Stated goal> Locate and copy all lines bearing the word "situation".

Stored records>
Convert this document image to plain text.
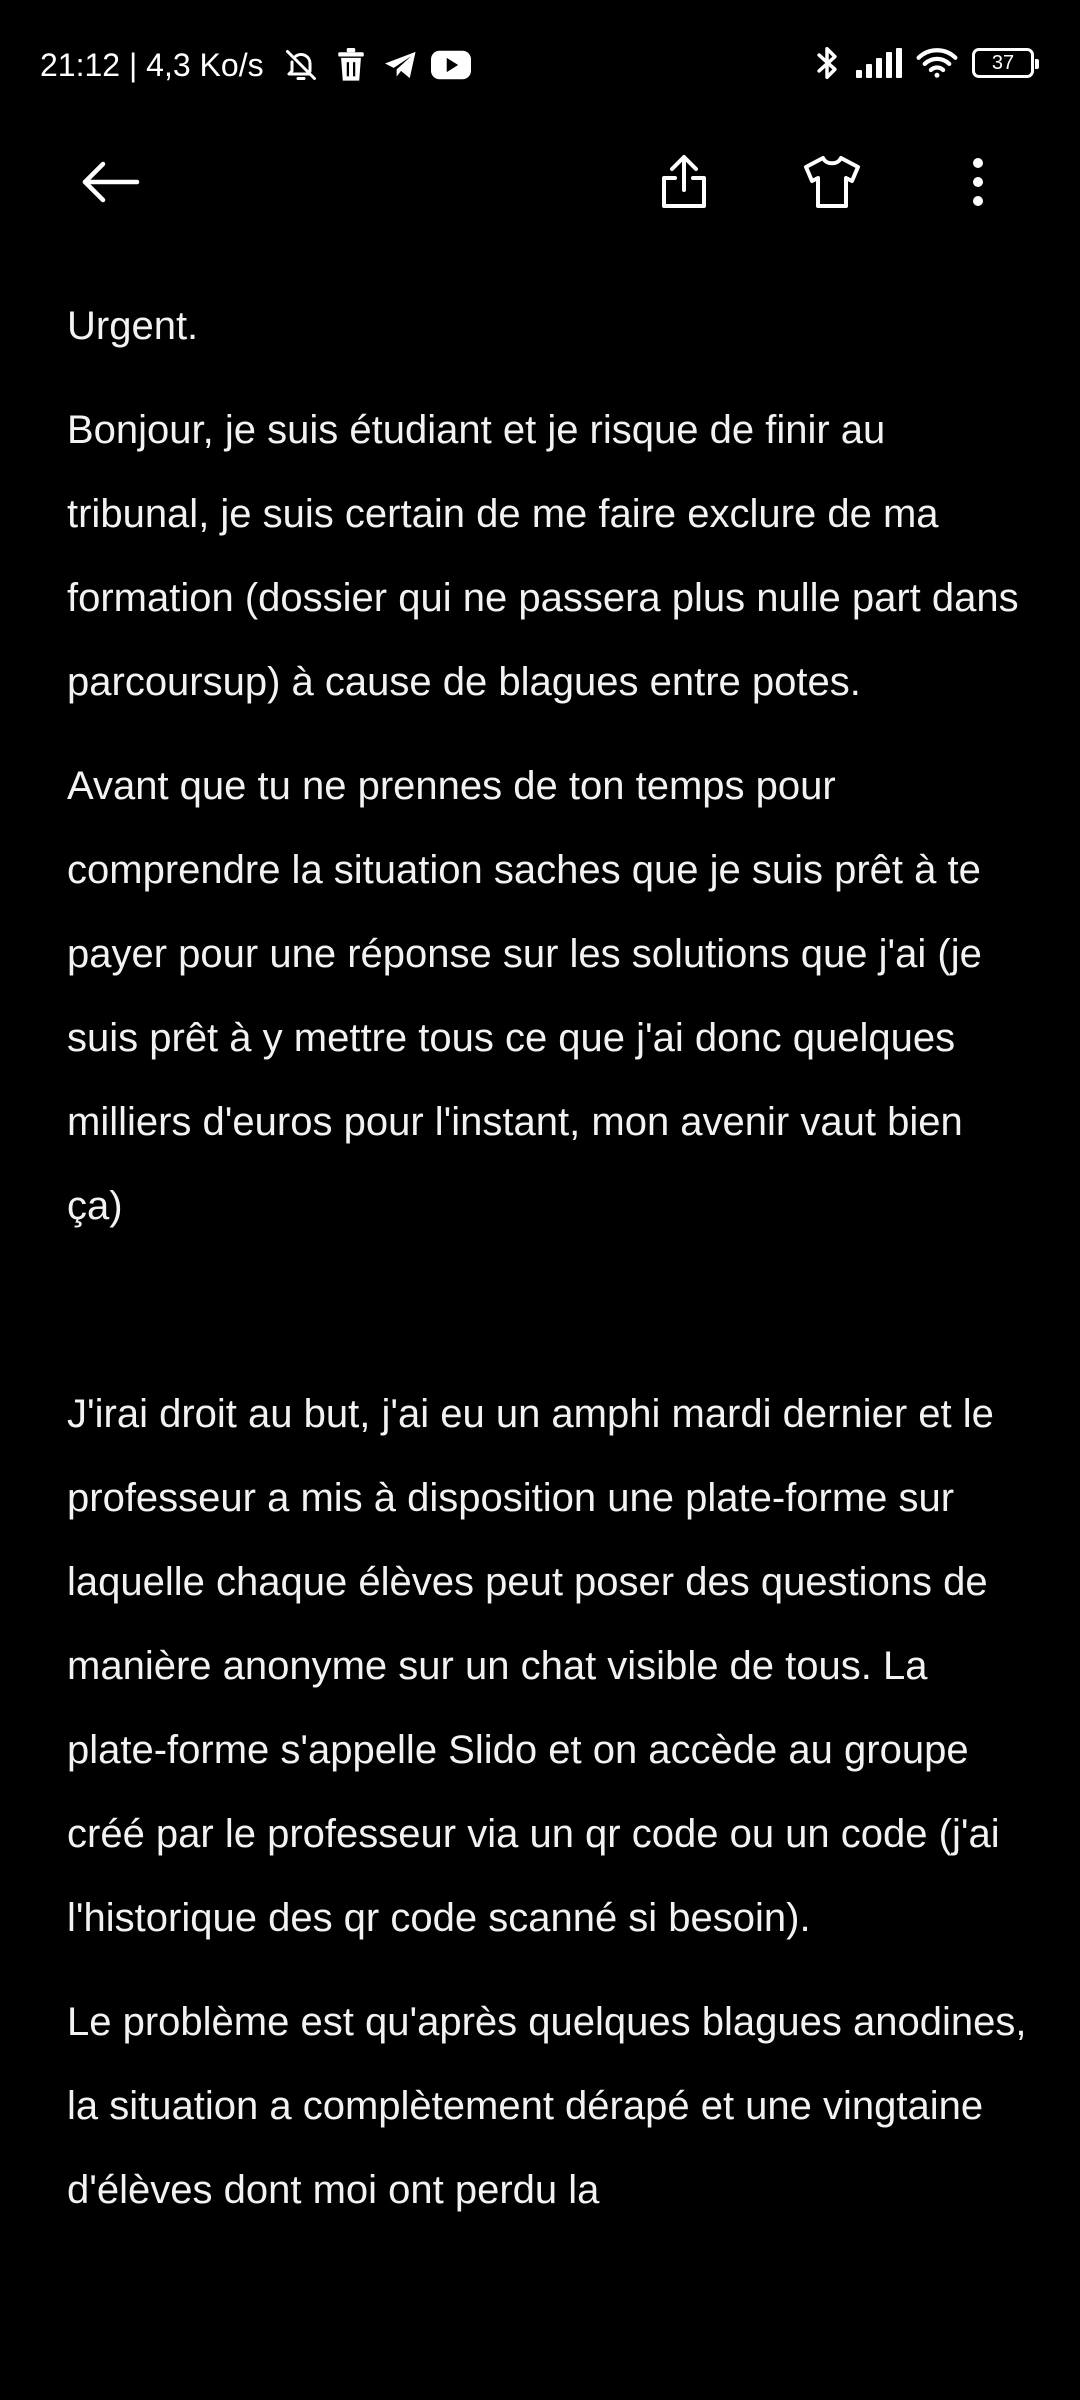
21:12 | 4,3 Ko/s	37

Urgent.

Bonjour, je suis étudiant et je risque de finir au tribunal, je suis certain de me faire exclure de ma formation (dossier qui ne passera plus nulle part dans parcoursup) à cause de blagues entre potes.

Avant que tu ne prennes de ton temps pour comprendre la situation saches que je suis prêt à te payer pour une réponse sur les solutions que j'ai (je suis prêt à y mettre tous ce que j'ai donc quelques milliers d'euros pour l'instant, mon avenir vaut bien ça)

J'irai droit au but, j'ai eu un amphi mardi dernier et le professeur a mis à disposition une plate-forme sur laquelle chaque élèves peut poser des questions de manière anonyme sur un chat visible de tous. La plate-forme s'appelle Slido et on accède au groupe créé par le professeur via un qr code ou un code (j'ai l'historique des qr code scanné si besoin).

Le problème est qu'après quelques blagues anodines, la situation a complètement dérapé et une vingtaine d'élèves dont moi ont perdu la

Task result>
Avant que tu ne prennes de ton temps pour comprendre la situation saches que je suis prêt à te payer pour une réponse sur les solutions que j'ai (je suis prêt à y mettre tous ce que j'ai donc quelques milliers d'euros pour l'instant, mon avenir vaut bien ça)
Le problème est qu'après quelques blagues anodines, la situation a complètement dérapé et une vingtaine d'élèves dont moi ont perdu la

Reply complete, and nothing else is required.